The required output is a single number: how many lines of the material contain the string "Bcizcichcn".

┌─ Material

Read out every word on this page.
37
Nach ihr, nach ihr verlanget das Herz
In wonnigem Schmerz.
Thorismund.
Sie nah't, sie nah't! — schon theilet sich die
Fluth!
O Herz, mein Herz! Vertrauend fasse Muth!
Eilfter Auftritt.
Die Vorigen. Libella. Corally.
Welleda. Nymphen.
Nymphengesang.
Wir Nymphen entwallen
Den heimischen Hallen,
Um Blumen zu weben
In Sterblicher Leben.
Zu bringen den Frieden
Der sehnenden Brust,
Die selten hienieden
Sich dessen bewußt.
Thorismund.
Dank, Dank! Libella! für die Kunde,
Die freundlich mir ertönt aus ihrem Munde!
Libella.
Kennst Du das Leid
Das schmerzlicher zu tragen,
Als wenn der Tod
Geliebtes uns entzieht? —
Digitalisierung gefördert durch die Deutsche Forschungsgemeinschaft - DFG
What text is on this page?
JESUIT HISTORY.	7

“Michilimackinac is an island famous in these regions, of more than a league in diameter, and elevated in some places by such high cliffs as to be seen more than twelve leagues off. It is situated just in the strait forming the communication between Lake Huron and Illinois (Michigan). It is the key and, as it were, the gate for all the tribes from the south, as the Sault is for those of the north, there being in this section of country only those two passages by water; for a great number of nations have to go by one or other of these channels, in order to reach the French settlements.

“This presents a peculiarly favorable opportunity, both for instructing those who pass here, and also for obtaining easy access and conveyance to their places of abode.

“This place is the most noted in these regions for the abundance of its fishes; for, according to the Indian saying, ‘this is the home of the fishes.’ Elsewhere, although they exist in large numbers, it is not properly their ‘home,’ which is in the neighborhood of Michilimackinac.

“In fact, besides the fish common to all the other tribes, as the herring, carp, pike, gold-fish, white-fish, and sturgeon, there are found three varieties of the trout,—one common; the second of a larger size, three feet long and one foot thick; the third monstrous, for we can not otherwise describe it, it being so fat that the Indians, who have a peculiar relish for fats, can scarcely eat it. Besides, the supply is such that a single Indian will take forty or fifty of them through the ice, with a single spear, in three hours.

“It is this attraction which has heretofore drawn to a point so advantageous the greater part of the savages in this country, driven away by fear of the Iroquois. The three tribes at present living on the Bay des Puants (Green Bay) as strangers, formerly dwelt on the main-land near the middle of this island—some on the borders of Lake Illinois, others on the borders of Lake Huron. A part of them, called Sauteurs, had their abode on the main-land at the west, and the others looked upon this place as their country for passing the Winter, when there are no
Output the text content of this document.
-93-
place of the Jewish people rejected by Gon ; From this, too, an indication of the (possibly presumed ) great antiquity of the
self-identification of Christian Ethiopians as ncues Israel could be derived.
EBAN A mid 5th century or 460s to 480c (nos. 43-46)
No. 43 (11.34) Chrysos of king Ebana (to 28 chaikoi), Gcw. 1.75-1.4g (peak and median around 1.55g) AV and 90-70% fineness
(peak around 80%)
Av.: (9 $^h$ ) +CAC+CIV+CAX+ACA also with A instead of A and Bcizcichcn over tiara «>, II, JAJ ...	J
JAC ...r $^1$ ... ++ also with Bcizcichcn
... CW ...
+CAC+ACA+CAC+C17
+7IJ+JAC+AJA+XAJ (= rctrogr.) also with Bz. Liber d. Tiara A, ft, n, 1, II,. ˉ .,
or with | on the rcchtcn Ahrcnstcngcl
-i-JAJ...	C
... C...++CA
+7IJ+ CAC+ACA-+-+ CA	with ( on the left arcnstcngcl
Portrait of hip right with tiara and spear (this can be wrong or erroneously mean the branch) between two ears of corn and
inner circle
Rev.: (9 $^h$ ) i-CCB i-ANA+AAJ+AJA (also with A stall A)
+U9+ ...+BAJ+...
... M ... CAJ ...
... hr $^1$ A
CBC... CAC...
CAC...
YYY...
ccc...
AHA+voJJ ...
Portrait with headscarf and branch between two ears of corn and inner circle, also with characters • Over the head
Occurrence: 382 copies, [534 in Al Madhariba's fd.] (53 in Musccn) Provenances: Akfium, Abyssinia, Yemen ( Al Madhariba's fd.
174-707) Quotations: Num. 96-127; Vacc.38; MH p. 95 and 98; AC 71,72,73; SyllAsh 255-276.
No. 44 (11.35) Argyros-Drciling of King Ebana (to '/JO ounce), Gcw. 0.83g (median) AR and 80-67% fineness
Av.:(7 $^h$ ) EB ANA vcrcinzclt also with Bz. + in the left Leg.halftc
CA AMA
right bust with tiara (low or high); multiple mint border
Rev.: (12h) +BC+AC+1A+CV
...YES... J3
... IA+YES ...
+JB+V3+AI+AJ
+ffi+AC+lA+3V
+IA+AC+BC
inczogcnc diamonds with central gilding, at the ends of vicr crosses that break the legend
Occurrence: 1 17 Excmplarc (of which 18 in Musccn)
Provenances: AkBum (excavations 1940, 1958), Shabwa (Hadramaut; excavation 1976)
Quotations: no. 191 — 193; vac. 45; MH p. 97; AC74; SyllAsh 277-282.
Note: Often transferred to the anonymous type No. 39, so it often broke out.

└─

- Output for this exercise -
2